• _TASK_
Pick out the lines containing "berkaitan".

>> START DATA ENTRIES

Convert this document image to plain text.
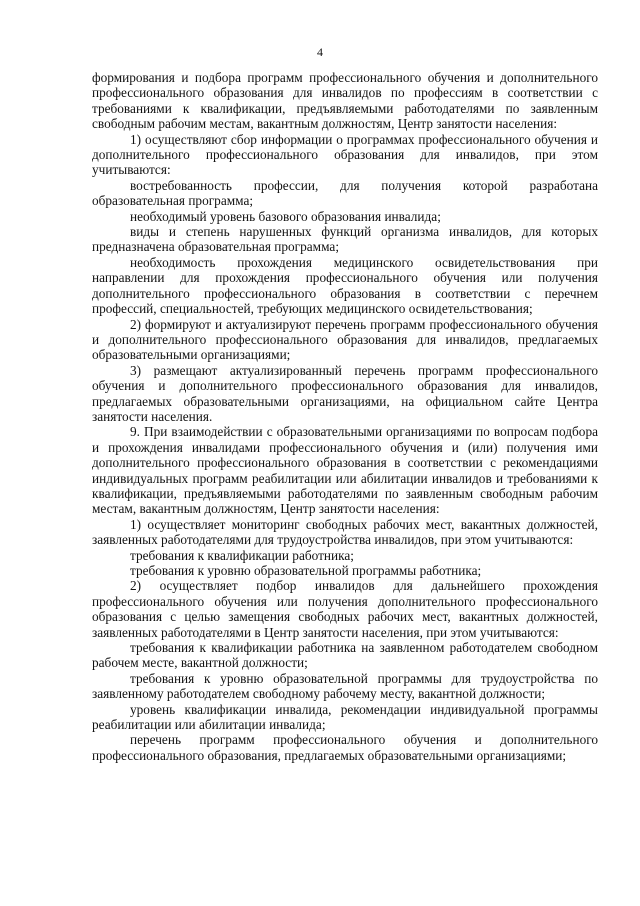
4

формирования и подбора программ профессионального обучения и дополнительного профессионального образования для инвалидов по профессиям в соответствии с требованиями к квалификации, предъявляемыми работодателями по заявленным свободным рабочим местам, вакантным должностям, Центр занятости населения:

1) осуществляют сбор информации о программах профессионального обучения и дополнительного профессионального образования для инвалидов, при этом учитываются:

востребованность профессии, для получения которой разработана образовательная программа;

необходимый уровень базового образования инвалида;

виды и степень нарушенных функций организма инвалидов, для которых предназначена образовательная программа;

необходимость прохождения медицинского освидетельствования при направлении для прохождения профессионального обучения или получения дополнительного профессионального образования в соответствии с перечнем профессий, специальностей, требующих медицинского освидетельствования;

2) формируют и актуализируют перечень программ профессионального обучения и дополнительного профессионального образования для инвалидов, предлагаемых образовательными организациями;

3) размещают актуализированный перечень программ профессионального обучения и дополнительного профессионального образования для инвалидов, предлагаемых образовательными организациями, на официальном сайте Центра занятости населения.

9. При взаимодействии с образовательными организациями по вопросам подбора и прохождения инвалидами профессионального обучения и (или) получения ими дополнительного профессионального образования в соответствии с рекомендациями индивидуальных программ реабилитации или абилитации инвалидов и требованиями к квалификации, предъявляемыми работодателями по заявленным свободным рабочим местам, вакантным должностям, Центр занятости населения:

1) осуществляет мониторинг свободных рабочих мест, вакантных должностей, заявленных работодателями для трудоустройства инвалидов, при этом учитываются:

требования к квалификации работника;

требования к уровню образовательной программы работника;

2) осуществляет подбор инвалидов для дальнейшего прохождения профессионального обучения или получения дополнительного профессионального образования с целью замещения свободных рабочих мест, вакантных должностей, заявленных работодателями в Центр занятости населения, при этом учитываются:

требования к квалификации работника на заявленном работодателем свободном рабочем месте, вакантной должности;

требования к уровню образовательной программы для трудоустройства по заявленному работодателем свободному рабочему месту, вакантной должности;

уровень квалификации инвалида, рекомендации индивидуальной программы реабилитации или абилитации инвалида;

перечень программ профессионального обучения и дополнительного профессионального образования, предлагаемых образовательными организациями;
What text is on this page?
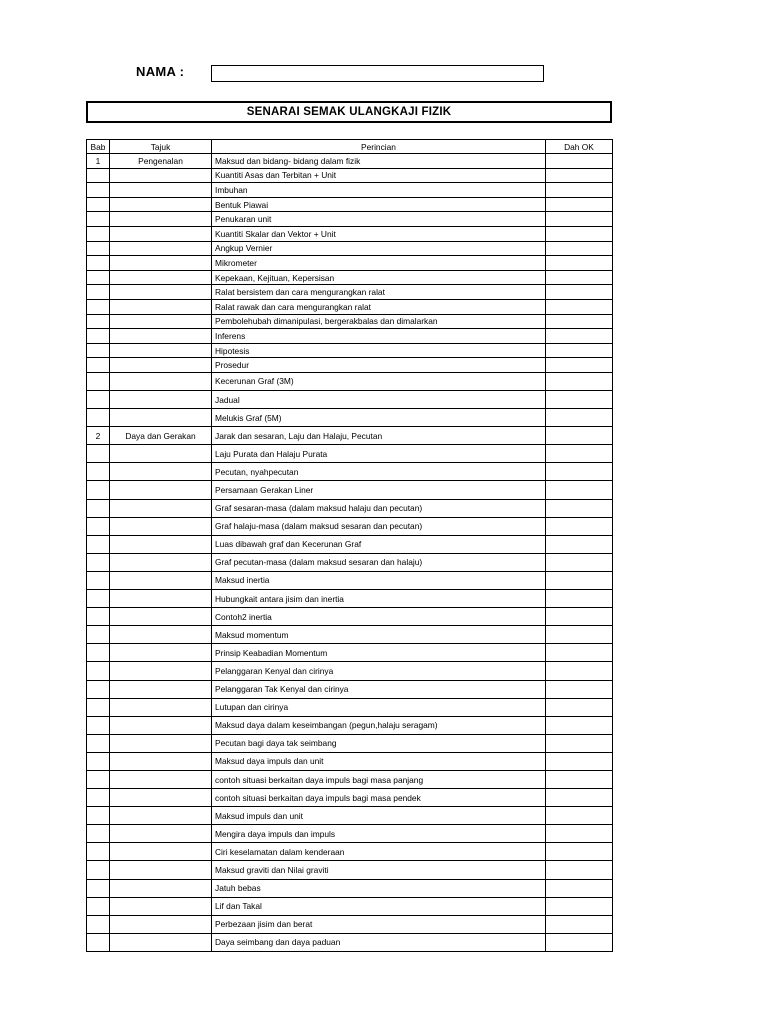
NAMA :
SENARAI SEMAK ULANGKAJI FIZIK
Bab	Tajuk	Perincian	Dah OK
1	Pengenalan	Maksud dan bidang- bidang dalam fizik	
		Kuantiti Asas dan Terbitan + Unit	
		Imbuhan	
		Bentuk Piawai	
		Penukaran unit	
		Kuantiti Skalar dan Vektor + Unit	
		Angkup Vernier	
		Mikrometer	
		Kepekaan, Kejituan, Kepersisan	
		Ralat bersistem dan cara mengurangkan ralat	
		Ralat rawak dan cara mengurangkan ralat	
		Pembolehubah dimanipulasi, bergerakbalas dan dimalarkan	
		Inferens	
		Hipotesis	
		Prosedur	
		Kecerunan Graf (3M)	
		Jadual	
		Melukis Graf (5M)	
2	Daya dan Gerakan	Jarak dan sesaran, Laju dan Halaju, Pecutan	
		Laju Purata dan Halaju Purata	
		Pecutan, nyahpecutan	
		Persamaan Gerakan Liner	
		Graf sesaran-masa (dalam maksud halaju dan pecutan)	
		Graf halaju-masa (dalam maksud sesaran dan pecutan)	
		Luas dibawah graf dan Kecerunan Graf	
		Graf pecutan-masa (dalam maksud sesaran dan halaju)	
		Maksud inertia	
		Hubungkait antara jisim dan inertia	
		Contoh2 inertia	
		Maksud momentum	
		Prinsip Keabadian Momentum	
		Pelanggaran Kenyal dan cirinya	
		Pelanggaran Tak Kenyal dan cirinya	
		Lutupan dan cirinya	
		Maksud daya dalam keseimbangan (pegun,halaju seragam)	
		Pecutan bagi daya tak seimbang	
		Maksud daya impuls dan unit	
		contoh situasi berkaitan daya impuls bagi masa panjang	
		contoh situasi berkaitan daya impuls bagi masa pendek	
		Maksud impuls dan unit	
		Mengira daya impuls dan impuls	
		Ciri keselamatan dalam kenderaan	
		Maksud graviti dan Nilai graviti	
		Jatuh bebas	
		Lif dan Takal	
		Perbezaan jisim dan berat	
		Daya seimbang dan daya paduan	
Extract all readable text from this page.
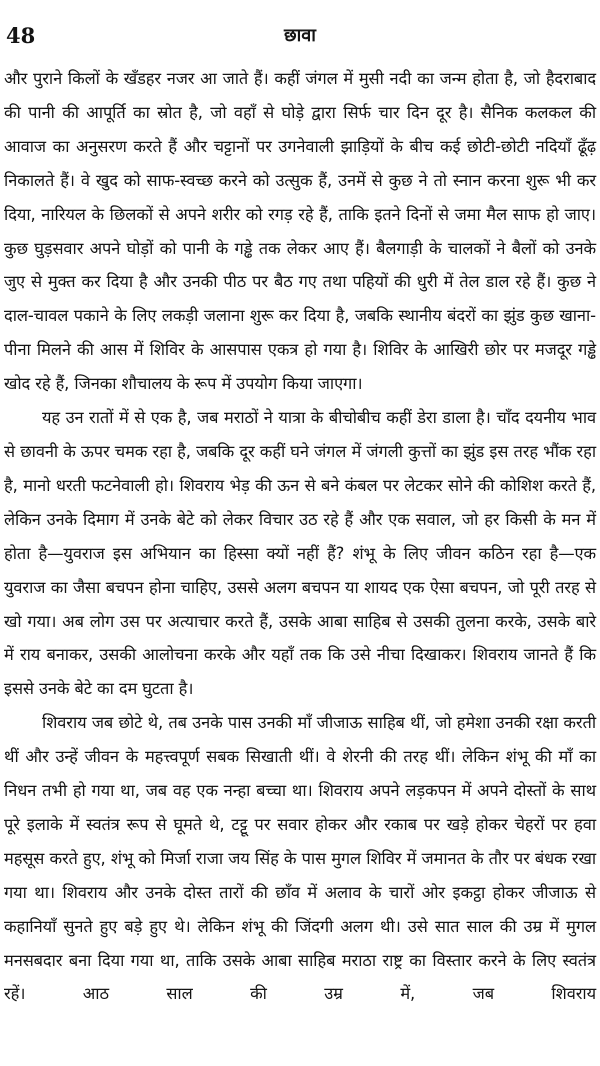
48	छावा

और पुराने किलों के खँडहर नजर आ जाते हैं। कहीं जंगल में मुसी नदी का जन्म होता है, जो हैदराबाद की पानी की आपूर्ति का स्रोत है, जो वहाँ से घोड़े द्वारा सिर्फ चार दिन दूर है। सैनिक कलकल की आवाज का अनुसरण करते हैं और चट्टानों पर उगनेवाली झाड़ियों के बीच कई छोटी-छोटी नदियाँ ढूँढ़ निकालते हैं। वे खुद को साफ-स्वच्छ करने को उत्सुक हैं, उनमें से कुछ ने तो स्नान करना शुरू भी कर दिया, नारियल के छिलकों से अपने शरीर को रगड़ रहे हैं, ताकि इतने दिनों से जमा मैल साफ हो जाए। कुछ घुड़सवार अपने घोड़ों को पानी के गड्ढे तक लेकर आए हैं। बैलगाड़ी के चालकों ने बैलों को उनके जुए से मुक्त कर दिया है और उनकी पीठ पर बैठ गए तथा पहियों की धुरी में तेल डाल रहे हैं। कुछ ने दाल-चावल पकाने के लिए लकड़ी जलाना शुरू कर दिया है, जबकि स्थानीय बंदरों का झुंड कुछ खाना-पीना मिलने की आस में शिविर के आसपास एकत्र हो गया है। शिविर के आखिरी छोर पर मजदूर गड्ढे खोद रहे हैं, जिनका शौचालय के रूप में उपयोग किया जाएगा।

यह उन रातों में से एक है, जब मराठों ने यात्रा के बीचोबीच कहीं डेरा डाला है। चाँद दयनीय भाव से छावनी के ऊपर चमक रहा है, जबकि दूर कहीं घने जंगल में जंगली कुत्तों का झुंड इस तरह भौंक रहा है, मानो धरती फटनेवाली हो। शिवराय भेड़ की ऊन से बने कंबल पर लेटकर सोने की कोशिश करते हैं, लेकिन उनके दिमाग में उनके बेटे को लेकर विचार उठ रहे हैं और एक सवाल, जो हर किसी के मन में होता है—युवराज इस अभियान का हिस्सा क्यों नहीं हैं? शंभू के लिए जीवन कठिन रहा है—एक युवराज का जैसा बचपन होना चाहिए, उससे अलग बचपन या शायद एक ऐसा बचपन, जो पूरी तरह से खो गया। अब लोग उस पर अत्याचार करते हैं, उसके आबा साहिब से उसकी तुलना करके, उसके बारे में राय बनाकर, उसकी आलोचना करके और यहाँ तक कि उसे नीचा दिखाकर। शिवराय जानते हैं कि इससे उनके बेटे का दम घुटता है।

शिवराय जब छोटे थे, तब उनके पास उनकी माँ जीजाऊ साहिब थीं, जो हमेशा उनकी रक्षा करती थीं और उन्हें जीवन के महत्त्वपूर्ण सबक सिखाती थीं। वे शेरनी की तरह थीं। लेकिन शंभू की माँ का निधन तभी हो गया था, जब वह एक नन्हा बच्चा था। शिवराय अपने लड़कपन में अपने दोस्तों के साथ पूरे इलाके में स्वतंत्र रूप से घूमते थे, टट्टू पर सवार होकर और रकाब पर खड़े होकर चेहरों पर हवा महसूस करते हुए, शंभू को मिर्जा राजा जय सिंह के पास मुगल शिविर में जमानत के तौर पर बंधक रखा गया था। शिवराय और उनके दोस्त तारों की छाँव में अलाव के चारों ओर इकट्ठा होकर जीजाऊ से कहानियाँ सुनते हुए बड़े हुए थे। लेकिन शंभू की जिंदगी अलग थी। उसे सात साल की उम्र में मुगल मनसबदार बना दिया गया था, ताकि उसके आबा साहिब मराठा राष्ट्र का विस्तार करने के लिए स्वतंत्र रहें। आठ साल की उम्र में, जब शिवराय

>> END DATA ENTRIES

• _TASK SOLUTION_
		contoh situasi berkaitan daya impuls bagi masa panjang	
		contoh situasi berkaitan daya impuls bagi masa pendek	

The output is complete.